PROVIDED INFORMATION.
◇ ◇ ◇ ◇ ◇ ◇ ◇

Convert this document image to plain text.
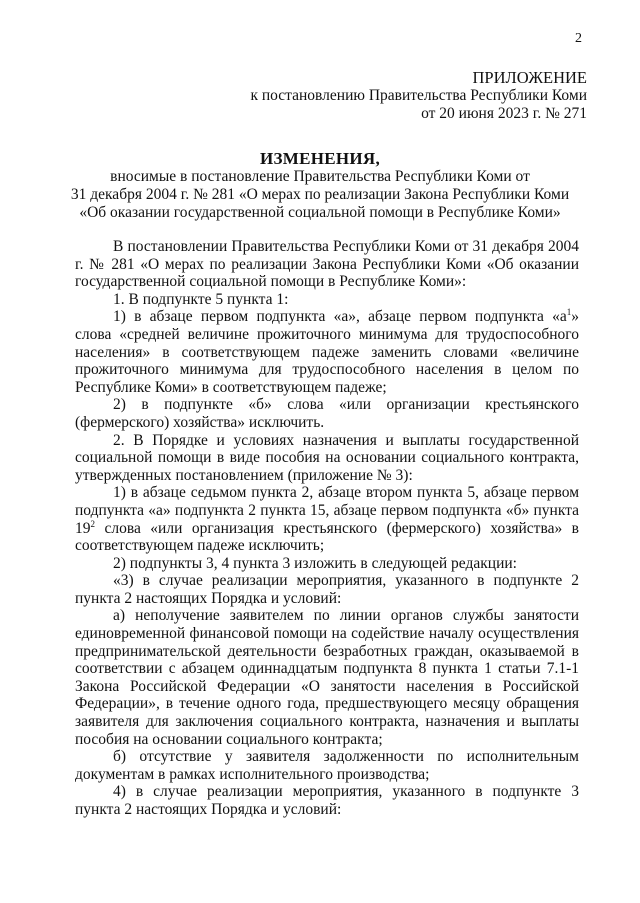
2
ПРИЛОЖЕНИЕ
к постановлению Правительства Республики Коми
от 20 июня 2023 г. № 271
ИЗМЕНЕНИЯ,
вносимые в постановление Правительства Республики Коми от
31 декабря 2004 г. № 281 «О мерах по реализации Закона Республики Коми
«Об оказании государственной социальной помощи в Республике Коми»

В постановлении Правительства Республики Коми от 31 декабря 2004 г. № 281 «О мерах по реализации Закона Республики Коми «Об оказании государственной социальной помощи в Республике Коми»:

1. В подпункте 5 пункта 1:

1) в абзаце первом подпункта «а», абзаце первом подпункта «$а^1$» слова «средней величине прожиточного минимума для трудоспособного населения» в соответствующем падеже заменить словами «величине прожиточного минимума для трудоспособного населения в целом по Республике Коми» в соответствующем падеже;

2) в подпункте «б» слова «или организации крестьянского (фермерского) хозяйства» исключить.

2. В Порядке и условиях назначения и выплаты государственной социальной помощи в виде пособия на основании социального контракта, утвержденных постановлением (приложение № 3):

1) в абзаце седьмом пункта 2, абзаце втором пункта 5, абзаце первом подпункта «а» подпункта 2 пункта 15, абзаце первом подпункта «б» пункта $19^2$ слова «или организация крестьянского (фермерского) хозяйства» в соответствующем падеже исключить;

2) подпункты 3, 4 пункта 3 изложить в следующей редакции:

«3) в случае реализации мероприятия, указанного в подпункте 2 пункта 2 настоящих Порядка и условий:

а) неполучение заявителем по линии органов службы занятости единовременной финансовой помощи на содействие началу осуществления предпринимательской деятельности безработных граждан, оказываемой в соответствии с абзацем одиннадцатым подпункта 8 пункта 1 статьи 7.1-1 Закона Российской Федерации «О занятости населения в Российской Федерации», в течение одного года, предшествующего месяцу обращения заявителя для заключения социального контракта, назначения и выплаты пособия на основании социального контракта;

б) отсутствие у заявителя задолженности по исполнительным документам в рамках исполнительного производства;

4) в случае реализации мероприятия, указанного в подпункте 3 пункта 2 настоящих Порядка и условий:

◇ ◇ ◇ ◇ ◇ ◇ ◇

THE TASK.
Skipping the pictures, transcribe each line above exactly as it appears.

COMPLETE ANSWER.
Convert this document image to plain text.
2
ПРИЛОЖЕНИЕ
к постановлению Правительства Республики Коми
от 20 июня 2023 г. № 271
ИЗМЕНЕНИЯ,
вносимые в постановление Правительства Республики Коми от
31 декабря 2004 г. № 281 «О мерах по реализации Закона Республики Коми
«Об оказании государственной социальной помощи в Республике Коми»

В постановлении Правительства Республики Коми от 31 декабря 2004 г. № 281 «О мерах по реализации Закона Республики Коми «Об оказании государственной социальной помощи в Республике Коми»:

1. В подпункте 5 пункта 1:

1) в абзаце первом подпункта «а», абзаце первом подпункта «$а^1$» слова «средней величине прожиточного минимума для трудоспособного населения» в соответствующем падеже заменить словами «величине прожиточного минимума для трудоспособного населения в целом по Республике Коми» в соответствующем падеже;

2) в подпункте «б» слова «или организации крестьянского (фермерского) хозяйства» исключить.

2. В Порядке и условиях назначения и выплаты государственной социальной помощи в виде пособия на основании социального контракта, утвержденных постановлением (приложение № 3):

1) в абзаце седьмом пункта 2, абзаце втором пункта 5, абзаце первом подпункта «а» подпункта 2 пункта 15, абзаце первом подпункта «б» пункта $19^2$ слова «или организация крестьянского (фермерского) хозяйства» в соответствующем падеже исключить;

2) подпункты 3, 4 пункта 3 изложить в следующей редакции:

«3) в случае реализации мероприятия, указанного в подпункте 2 пункта 2 настоящих Порядка и условий:

а) неполучение заявителем по линии органов службы занятости единовременной финансовой помощи на содействие началу осуществления предпринимательской деятельности безработных граждан, оказываемой в соответствии с абзацем одиннадцатым подпункта 8 пункта 1 статьи 7.1-1 Закона Российской Федерации «О занятости населения в Российской Федерации», в течение одного года, предшествующего месяцу обращения заявителя для заключения социального контракта, назначения и выплаты пособия на основании социального контракта;

б) отсутствие у заявителя задолженности по исполнительным документам в рамках исполнительного производства;

4) в случае реализации мероприятия, указанного в подпункте 3 пункта 2 настоящих Порядка и условий:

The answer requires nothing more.